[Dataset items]

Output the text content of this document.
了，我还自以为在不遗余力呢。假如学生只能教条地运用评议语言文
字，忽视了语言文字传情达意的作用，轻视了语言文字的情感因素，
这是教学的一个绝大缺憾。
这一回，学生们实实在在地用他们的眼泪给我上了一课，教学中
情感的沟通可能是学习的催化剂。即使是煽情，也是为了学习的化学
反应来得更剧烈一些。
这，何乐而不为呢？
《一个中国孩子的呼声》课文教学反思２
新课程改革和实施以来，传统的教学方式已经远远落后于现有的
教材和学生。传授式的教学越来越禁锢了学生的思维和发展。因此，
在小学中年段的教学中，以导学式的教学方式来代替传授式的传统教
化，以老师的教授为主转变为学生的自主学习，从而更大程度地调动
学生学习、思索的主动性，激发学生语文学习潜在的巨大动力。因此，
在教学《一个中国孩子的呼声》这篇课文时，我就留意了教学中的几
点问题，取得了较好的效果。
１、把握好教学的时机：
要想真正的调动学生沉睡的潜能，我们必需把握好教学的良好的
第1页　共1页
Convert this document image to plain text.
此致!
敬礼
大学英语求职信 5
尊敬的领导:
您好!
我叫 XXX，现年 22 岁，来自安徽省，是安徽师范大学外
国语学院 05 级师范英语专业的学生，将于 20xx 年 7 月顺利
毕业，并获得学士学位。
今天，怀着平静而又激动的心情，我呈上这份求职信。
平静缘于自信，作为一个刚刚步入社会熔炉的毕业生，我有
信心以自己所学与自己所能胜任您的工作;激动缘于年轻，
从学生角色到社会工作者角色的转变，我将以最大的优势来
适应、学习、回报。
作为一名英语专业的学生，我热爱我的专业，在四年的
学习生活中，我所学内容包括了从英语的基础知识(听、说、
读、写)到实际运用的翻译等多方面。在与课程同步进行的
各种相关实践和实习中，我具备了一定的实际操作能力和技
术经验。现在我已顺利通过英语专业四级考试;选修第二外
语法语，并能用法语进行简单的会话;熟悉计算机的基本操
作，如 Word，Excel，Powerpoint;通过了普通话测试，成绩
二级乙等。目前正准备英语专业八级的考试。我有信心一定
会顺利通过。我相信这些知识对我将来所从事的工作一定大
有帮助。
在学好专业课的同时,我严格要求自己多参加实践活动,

__WHAT TO WORK ON__. From the line with "Convert this document image to plain text." to the last line of the material, give every line again exactly, and only those lines.

__ANSWER__.
Convert this document image to plain text.
此致!
敬礼
大学英语求职信 5
尊敬的领导:
您好!
我叫 XXX，现年 22 岁，来自安徽省，是安徽师范大学外
国语学院 05 级师范英语专业的学生，将于 20xx 年 7 月顺利
毕业，并获得学士学位。
今天，怀着平静而又激动的心情，我呈上这份求职信。
平静缘于自信，作为一个刚刚步入社会熔炉的毕业生，我有
信心以自己所学与自己所能胜任您的工作;激动缘于年轻，
从学生角色到社会工作者角色的转变，我将以最大的优势来
适应、学习、回报。
作为一名英语专业的学生，我热爱我的专业，在四年的
学习生活中，我所学内容包括了从英语的基础知识(听、说、
读、写)到实际运用的翻译等多方面。在与课程同步进行的
各种相关实践和实习中，我具备了一定的实际操作能力和技
术经验。现在我已顺利通过英语专业四级考试;选修第二外
语法语，并能用法语进行简单的会话;熟悉计算机的基本操
作，如 Word，Excel，Powerpoint;通过了普通话测试，成绩
二级乙等。目前正准备英语专业八级的考试。我有信心一定
会顺利通过。我相信这些知识对我将来所从事的工作一定大
有帮助。
在学好专业课的同时,我严格要求自己多参加实践活动,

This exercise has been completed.